Neuroscience Gateway homepage

Article navigation

Neurotechniques

Glow little glow worm

Neuroscience Gateway (May 2007) | doi:10.1038/aba1748

Two-dimensional images describe the spatial and temporal expression of more than 1600 C. elegans genes.

Journalists summarize a story's most important facts in one paragraph called a nut graf. Can geneticists summarize the quantity, localization and timing of gene expression in a similarly simplified way? Dupuy et al. report two-dimensional images that represent C. elegans gene expression in both space and time in a recent article in Nature Biotechnology.

C. elegans are transparent. Most of their 959 somatic cells are visible with standard microscopy. The C. elegans genome has been published, and the lineage of most C. elegans cells is fixed.

To take advantage of these properties, the authors generated transgenic C. elegans expressing green fluorescent protein under the control of 1610 unique promoters and analyzed them at various stages of postnatal development in a complex object parametric analysis and sorter (COPAS). For each transgenic animal, COPAS generated a quantitative image profiling fluorescent emission. The authors oriented all of the images horizontally so that their anterior ends faced to the left. In C. elegans, length correlates with age. The authors stacked the images for each transgenic line in length order with the shortest image on top. In the resulting wedge-shaped image stacks, which the authors called 'chronograms', colored stripes indicated the location (horizontal) and timing (vertical) of gene expression.

Extracted data:
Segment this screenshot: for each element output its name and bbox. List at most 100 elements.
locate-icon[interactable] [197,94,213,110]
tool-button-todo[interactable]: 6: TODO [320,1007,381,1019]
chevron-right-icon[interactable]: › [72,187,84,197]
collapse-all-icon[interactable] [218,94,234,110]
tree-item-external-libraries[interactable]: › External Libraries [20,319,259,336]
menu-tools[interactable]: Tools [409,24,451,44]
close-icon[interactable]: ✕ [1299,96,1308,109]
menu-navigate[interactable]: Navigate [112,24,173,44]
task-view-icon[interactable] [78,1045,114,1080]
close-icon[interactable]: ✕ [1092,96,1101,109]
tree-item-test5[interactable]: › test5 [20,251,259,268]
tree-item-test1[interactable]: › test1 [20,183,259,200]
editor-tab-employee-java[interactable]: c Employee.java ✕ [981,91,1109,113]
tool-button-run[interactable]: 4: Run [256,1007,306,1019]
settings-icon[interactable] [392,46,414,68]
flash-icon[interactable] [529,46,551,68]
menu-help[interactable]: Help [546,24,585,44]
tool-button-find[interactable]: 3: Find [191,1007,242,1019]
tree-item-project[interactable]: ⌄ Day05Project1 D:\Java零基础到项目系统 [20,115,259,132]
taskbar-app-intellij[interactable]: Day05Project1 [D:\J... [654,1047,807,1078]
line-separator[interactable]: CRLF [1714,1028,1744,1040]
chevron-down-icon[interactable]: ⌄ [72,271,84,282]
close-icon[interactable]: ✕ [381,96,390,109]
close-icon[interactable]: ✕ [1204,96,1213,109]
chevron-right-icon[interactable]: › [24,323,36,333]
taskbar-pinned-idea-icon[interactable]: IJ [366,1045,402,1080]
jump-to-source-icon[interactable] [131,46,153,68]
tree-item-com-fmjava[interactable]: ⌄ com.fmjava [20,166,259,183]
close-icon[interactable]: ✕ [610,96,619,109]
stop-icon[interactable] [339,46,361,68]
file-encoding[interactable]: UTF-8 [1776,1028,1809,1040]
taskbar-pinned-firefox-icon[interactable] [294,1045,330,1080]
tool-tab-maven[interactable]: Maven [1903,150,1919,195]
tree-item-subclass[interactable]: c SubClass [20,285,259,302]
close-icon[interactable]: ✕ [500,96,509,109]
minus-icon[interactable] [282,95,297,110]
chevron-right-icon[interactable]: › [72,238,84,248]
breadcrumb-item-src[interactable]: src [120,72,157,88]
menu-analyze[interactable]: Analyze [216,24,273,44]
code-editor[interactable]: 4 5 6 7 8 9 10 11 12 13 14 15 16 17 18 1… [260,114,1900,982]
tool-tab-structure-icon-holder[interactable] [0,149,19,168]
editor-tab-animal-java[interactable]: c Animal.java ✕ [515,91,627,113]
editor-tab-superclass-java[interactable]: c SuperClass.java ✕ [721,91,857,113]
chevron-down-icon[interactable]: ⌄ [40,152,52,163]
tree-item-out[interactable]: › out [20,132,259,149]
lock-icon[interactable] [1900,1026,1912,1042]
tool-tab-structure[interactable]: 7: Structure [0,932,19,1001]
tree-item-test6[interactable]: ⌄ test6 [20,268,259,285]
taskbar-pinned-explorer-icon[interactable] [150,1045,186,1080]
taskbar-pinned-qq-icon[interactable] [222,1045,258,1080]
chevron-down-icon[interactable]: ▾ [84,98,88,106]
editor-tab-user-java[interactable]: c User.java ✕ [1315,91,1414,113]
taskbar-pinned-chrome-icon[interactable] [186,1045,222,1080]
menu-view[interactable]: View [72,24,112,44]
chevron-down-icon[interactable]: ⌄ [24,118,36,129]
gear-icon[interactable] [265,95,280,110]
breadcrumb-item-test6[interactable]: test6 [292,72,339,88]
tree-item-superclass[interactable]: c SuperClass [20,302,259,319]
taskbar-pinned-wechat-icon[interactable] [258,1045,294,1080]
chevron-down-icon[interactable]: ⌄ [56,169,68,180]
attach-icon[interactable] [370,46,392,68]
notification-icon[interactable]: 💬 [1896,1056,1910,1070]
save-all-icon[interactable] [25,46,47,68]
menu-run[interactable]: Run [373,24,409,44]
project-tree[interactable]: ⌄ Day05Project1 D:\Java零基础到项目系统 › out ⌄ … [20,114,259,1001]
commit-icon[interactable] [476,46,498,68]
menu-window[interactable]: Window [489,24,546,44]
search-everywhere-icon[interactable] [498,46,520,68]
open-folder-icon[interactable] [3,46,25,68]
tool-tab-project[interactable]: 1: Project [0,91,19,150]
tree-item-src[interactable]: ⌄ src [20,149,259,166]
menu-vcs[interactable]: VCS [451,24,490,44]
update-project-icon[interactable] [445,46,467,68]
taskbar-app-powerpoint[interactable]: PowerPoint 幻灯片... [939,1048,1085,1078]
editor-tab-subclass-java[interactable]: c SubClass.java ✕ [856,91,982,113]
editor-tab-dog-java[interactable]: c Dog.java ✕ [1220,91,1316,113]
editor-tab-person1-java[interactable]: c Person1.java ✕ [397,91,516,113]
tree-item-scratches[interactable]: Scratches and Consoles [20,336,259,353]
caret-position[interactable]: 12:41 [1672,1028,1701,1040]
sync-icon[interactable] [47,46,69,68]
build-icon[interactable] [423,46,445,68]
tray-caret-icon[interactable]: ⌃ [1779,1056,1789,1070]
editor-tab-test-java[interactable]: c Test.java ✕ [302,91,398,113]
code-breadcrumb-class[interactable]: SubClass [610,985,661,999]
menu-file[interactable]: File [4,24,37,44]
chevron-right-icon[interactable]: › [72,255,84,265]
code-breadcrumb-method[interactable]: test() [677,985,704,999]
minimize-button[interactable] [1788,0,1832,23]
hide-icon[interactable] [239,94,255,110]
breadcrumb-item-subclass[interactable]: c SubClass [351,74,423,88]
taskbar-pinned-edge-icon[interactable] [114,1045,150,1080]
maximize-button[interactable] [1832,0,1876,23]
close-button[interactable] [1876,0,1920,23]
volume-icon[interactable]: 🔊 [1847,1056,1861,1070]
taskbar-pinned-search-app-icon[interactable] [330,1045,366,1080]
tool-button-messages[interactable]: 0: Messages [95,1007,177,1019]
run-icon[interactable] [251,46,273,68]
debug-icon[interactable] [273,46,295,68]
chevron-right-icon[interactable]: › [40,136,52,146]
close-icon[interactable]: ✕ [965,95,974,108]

What you have to do:
In the article on C. elegans gene expression images, the authors stacked each line's images by length. Explain why this ordering lets the vertical direction of a chronogram show the timing of gene expression.

Task output:
In C. elegans, length correlates with age, so ordering the images from shortest on top to longest also orders them by age. Because of this, the vertical position of the colored stripes in the stack indicates when a gene is expressed, while the horizontal position indicates where.